-- BEGIN DATA ROWS --

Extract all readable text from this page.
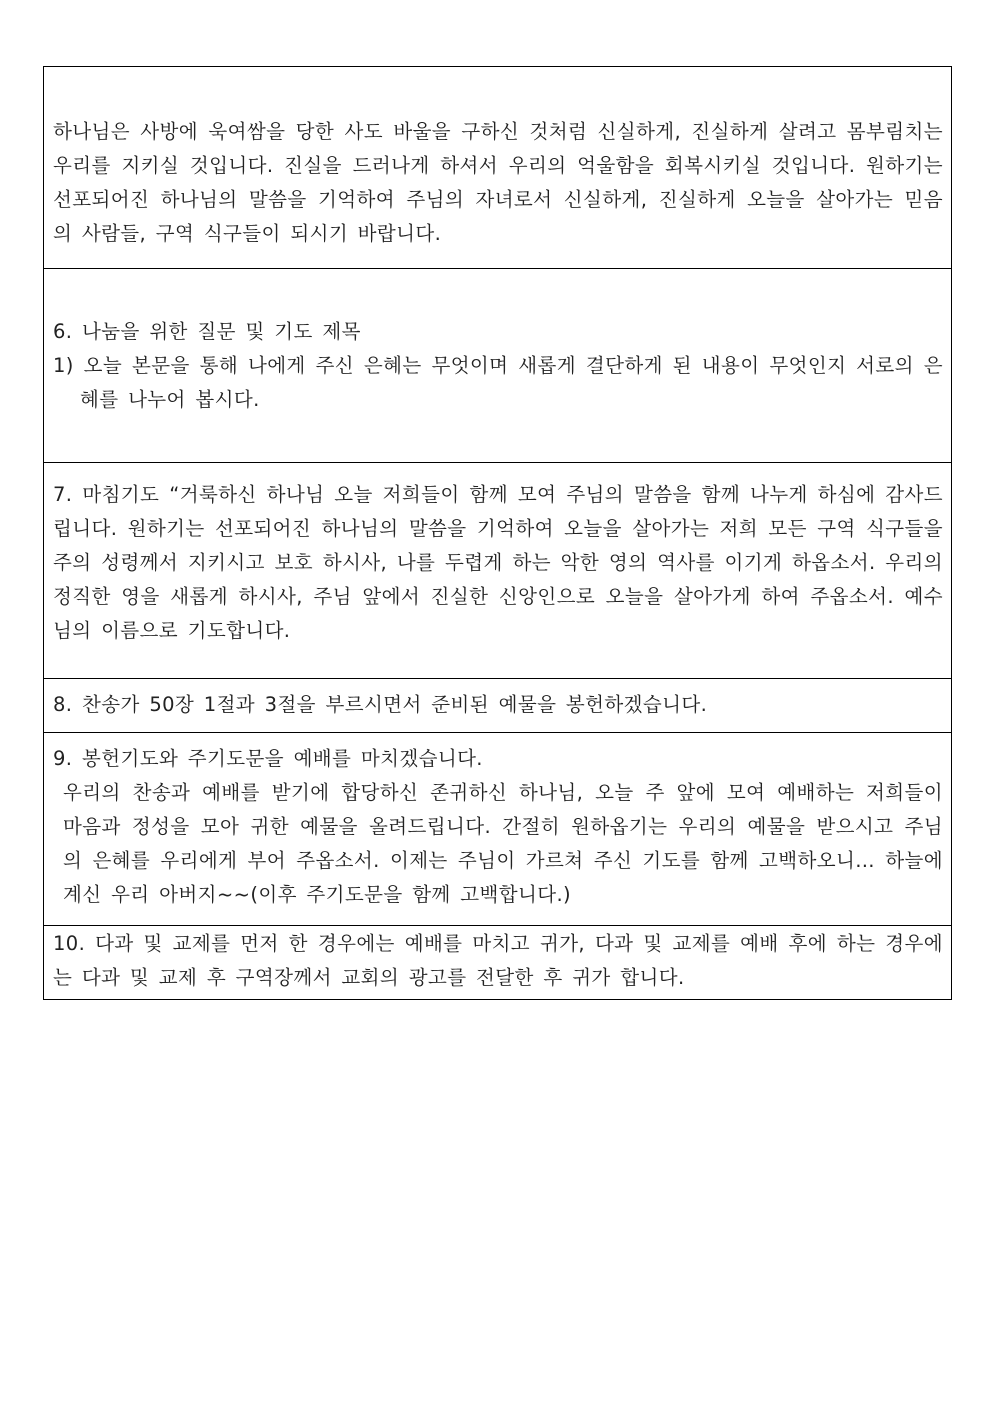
하나님은 사방에 욱여쌈을 당한 사도 바울을 구하신 것처럼 신실하게, 진실하게 살려고 몸부림치는 우리를 지키실 것입니다. 진실을 드러나게 하셔서 우리의 억울함을 회복시키실 것입니다. 원하기는 선포되어진 하나님의 말씀을 기억하여 주님의 자녀로서 신실하게, 진실하게 오늘을 살아가는 믿음의 사람들, 구역 식구들이 되시기 바랍니다.

6. 나눔을 위한 질문 및 기도 제목

1) 오늘 본문을 통해 나에게 주신 은혜는 무엇이며 새롭게 결단하게 된 내용이 무엇인지 서로의 은혜를 나누어 봅시다.

7. 마침기도 “거룩하신 하나님 오늘 저희들이 함께 모여 주님의 말씀을 함께 나누게 하심에 감사드립니다. 원하기는 선포되어진 하나님의 말씀을 기억하여 오늘을 살아가는 저희 모든 구역 식구들을 주의 성령께서 지키시고 보호 하시사, 나를 두렵게 하는 악한 영의 역사를 이기게 하옵소서. 우리의 정직한 영을 새롭게 하시사, 주님 앞에서 진실한 신앙인으로 오늘을 살아가게 하여 주옵소서. 예수님의 이름으로 기도합니다.

8. 찬송가 50장 1절과 3절을 부르시면서 준비된 예물을 봉헌하겠습니다.

9. 봉헌기도와 주기도문을 예배를 마치겠습니다.

우리의 찬송과 예배를 받기에 합당하신 존귀하신 하나님, 오늘 주 앞에 모여 예배하는 저희들이 마음과 정성을 모아 귀한 예물을 올려드립니다. 간절히 원하옵기는 우리의 예물을 받으시고 주님의 은혜를 우리에게 부어 주옵소서. 이제는 주님이 가르쳐 주신 기도를 함께 고백하오니… 하늘에 계신 우리 아버지~~(이후 주기도문을 함께 고백합니다.)

10. 다과 및 교제를 먼저 한 경우에는 예배를 마치고 귀가, 다과 및 교제를 예배 후에 하는 경우에는 다과 및 교제 후 구역장께서 교회의 광고를 전달한 후 귀가 합니다.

-- END DATA ROWS --

**SET TASK**: Pictures are to be left out; repeat all the remaining data exactly.

**EXERCISE OUTPUT**:
Extract all readable text from this page.
하나님은 사방에 욱여쌈을 당한 사도 바울을 구하신 것처럼 신실하게, 진실하게 살려고 몸부림치는 우리를 지키실 것입니다. 진실을 드러나게 하셔서 우리의 억울함을 회복시키실 것입니다. 원하기는 선포되어진 하나님의 말씀을 기억하여 주님의 자녀로서 신실하게, 진실하게 오늘을 살아가는 믿음의 사람들, 구역 식구들이 되시기 바랍니다.

6. 나눔을 위한 질문 및 기도 제목

1) 오늘 본문을 통해 나에게 주신 은혜는 무엇이며 새롭게 결단하게 된 내용이 무엇인지 서로의 은혜를 나누어 봅시다.

7. 마침기도 “거룩하신 하나님 오늘 저희들이 함께 모여 주님의 말씀을 함께 나누게 하심에 감사드립니다. 원하기는 선포되어진 하나님의 말씀을 기억하여 오늘을 살아가는 저희 모든 구역 식구들을 주의 성령께서 지키시고 보호 하시사, 나를 두렵게 하는 악한 영의 역사를 이기게 하옵소서. 우리의 정직한 영을 새롭게 하시사, 주님 앞에서 진실한 신앙인으로 오늘을 살아가게 하여 주옵소서. 예수님의 이름으로 기도합니다.

8. 찬송가 50장 1절과 3절을 부르시면서 준비된 예물을 봉헌하겠습니다.

9. 봉헌기도와 주기도문을 예배를 마치겠습니다.

우리의 찬송과 예배를 받기에 합당하신 존귀하신 하나님, 오늘 주 앞에 모여 예배하는 저희들이 마음과 정성을 모아 귀한 예물을 올려드립니다. 간절히 원하옵기는 우리의 예물을 받으시고 주님의 은혜를 우리에게 부어 주옵소서. 이제는 주님이 가르쳐 주신 기도를 함께 고백하오니… 하늘에 계신 우리 아버지~~(이후 주기도문을 함께 고백합니다.)

10. 다과 및 교제를 먼저 한 경우에는 예배를 마치고 귀가, 다과 및 교제를 예배 후에 하는 경우에는 다과 및 교제 후 구역장께서 교회의 광고를 전달한 후 귀가 합니다.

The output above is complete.